- **Given problem**
Repeat the data verbatim.

━━━━━ Stored data ━━━━━

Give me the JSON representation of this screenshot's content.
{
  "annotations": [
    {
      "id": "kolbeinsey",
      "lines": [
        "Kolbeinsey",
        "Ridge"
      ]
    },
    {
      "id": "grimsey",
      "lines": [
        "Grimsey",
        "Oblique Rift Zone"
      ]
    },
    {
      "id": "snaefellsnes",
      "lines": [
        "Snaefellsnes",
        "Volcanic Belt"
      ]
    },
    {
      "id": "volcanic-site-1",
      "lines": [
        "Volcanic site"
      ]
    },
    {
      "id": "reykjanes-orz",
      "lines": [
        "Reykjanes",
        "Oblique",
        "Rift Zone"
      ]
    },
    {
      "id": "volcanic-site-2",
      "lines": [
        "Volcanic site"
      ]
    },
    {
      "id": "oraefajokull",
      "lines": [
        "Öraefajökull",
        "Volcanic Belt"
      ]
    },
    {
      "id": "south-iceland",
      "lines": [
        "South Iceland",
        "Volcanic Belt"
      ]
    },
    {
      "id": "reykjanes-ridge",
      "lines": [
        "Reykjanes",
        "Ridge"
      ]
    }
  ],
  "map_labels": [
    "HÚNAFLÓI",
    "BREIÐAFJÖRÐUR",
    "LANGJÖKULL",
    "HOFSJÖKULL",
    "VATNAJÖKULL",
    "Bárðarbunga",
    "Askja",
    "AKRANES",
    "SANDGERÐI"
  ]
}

━━━━━

- **Complete output**
Give me the JSON representation of this screenshot's content.
{
  "annotations": [
    {
      "id": "kolbeinsey",
      "lines": [
        "Kolbeinsey",
        "Ridge"
      ]
    },
    {
      "id": "grimsey",
      "lines": [
        "Grimsey",
        "Oblique Rift Zone"
      ]
    },
    {
      "id": "snaefellsnes",
      "lines": [
        "Snaefellsnes",
        "Volcanic Belt"
      ]
    },
    {
      "id": "volcanic-site-1",
      "lines": [
        "Volcanic site"
      ]
    },
    {
      "id": "reykjanes-orz",
      "lines": [
        "Reykjanes",
        "Oblique",
        "Rift Zone"
      ]
    },
    {
      "id": "volcanic-site-2",
      "lines": [
        "Volcanic site"
      ]
    },
    {
      "id": "oraefajokull",
      "lines": [
        "Öraefajökull",
        "Volcanic Belt"
      ]
    },
    {
      "id": "south-iceland",
      "lines": [
        "South Iceland",
        "Volcanic Belt"
      ]
    },
    {
      "id": "reykjanes-ridge",
      "lines": [
        "Reykjanes",
        "Ridge"
      ]
    }
  ],
  "map_labels": [
    "HÚNAFLÓI",
    "BREIÐAFJÖRÐUR",
    "LANGJÖKULL",
    "HOFSJÖKULL",
    "VATNAJÖKULL",
    "Bárðarbunga",
    "Askja",
    "AKRANES",
    "SANDGERÐI"
  ]
}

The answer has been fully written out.